PROBLEM REQUIREMENTS –
Extract all lines in the data that contain the word "类环境物体表面的平均菌落数应".

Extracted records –
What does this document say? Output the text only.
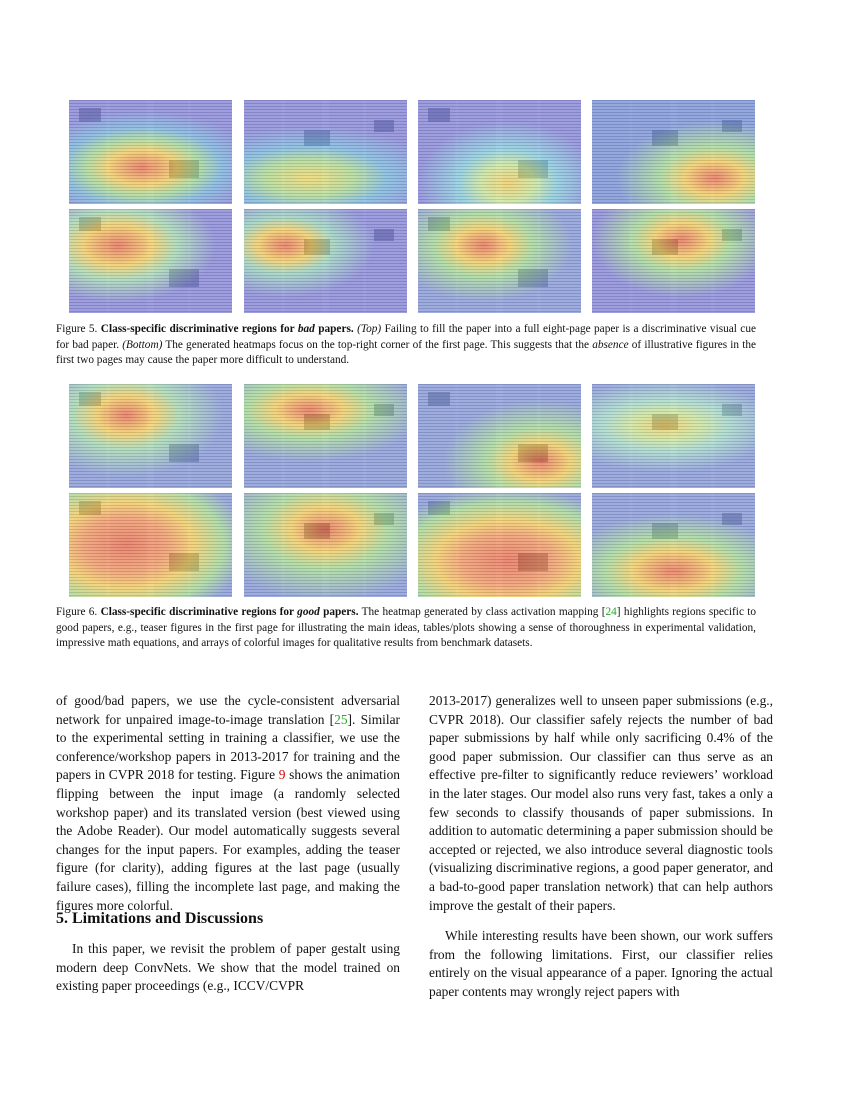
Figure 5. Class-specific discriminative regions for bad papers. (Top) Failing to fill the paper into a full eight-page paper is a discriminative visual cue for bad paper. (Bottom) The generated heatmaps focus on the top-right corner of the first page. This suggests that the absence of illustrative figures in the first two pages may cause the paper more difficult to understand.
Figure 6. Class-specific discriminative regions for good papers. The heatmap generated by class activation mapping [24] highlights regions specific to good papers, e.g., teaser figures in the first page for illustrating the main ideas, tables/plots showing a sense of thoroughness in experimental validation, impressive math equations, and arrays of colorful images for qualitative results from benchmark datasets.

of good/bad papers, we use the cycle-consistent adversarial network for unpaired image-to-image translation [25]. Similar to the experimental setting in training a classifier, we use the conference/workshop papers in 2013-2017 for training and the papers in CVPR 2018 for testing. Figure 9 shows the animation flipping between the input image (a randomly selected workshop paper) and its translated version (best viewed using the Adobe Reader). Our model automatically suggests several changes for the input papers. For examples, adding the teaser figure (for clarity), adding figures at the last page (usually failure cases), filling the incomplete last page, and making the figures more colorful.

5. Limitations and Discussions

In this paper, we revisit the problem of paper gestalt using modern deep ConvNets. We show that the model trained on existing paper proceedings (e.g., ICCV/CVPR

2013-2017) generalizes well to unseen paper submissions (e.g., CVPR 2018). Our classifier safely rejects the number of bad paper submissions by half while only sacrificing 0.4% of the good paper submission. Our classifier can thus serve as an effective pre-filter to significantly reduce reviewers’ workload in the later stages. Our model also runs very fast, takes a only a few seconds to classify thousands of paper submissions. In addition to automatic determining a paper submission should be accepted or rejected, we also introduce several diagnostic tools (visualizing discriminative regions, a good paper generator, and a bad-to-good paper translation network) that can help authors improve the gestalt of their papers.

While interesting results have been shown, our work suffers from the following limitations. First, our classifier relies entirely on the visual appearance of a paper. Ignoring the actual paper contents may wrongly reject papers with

--

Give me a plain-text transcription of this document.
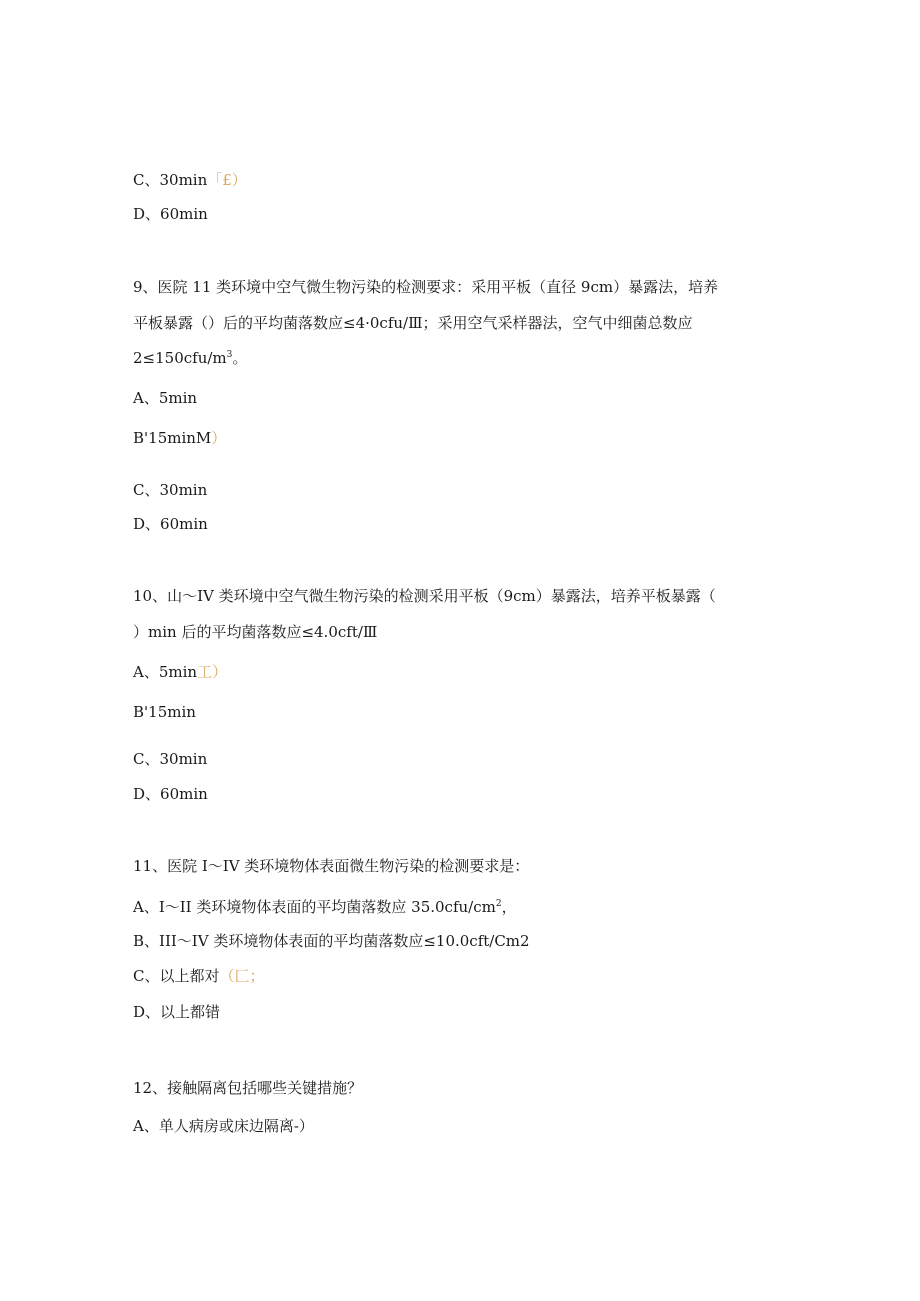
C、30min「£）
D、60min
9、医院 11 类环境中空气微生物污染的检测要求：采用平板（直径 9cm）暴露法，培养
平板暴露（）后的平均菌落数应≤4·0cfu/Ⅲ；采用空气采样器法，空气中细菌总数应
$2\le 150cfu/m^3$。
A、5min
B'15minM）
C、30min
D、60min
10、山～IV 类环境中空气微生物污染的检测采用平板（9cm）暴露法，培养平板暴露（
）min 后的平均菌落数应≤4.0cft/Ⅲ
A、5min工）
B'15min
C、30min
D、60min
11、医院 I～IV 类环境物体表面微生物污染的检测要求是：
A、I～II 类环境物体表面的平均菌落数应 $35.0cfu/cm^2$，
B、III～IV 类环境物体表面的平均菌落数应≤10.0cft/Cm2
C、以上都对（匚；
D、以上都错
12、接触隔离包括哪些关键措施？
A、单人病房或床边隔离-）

...

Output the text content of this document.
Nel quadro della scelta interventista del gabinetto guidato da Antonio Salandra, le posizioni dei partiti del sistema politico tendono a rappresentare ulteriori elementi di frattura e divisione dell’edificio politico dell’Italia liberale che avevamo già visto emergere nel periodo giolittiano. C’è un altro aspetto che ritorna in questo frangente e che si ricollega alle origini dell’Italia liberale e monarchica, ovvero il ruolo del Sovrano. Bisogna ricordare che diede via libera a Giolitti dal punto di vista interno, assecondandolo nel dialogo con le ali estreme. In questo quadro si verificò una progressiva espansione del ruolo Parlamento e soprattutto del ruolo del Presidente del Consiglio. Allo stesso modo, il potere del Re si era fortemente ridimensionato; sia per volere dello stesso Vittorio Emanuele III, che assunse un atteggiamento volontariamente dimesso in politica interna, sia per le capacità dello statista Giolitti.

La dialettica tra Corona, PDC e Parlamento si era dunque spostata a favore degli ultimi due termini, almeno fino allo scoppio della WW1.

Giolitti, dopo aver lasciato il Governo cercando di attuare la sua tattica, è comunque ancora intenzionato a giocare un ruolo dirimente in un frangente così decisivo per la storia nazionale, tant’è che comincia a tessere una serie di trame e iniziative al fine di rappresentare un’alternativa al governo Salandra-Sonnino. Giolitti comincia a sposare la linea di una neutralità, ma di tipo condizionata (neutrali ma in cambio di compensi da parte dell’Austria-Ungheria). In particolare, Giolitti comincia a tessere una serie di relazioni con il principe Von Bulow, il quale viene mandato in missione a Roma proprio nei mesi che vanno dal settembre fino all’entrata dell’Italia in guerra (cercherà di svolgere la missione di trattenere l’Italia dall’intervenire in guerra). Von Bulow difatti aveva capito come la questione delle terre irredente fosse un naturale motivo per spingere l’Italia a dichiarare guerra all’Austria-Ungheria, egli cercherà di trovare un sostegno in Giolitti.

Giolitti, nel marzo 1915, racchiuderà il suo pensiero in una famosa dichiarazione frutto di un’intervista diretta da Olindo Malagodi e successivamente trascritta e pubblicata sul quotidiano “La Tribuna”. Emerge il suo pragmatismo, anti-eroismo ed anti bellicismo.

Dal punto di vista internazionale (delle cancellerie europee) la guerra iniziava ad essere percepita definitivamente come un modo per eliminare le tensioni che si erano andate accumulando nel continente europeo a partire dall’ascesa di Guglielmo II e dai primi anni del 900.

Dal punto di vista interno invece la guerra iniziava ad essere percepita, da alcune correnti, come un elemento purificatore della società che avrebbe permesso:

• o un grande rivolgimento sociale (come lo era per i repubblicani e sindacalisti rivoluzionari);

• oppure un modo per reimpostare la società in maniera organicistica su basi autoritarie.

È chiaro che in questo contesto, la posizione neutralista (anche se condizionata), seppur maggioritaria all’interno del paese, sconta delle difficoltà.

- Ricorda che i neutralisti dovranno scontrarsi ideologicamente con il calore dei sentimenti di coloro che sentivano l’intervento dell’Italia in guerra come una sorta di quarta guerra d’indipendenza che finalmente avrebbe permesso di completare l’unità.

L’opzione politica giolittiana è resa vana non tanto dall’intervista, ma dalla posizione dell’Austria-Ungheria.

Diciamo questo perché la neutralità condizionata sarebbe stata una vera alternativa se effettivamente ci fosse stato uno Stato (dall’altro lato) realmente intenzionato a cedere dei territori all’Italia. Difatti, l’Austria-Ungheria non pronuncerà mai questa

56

RESPONSE –
A、I～II 类环境物体表面的平均菌落数应 $35.0cfu/cm^2$，
B、III～IV 类环境物体表面的平均菌落数应≤10.0cft/Cm2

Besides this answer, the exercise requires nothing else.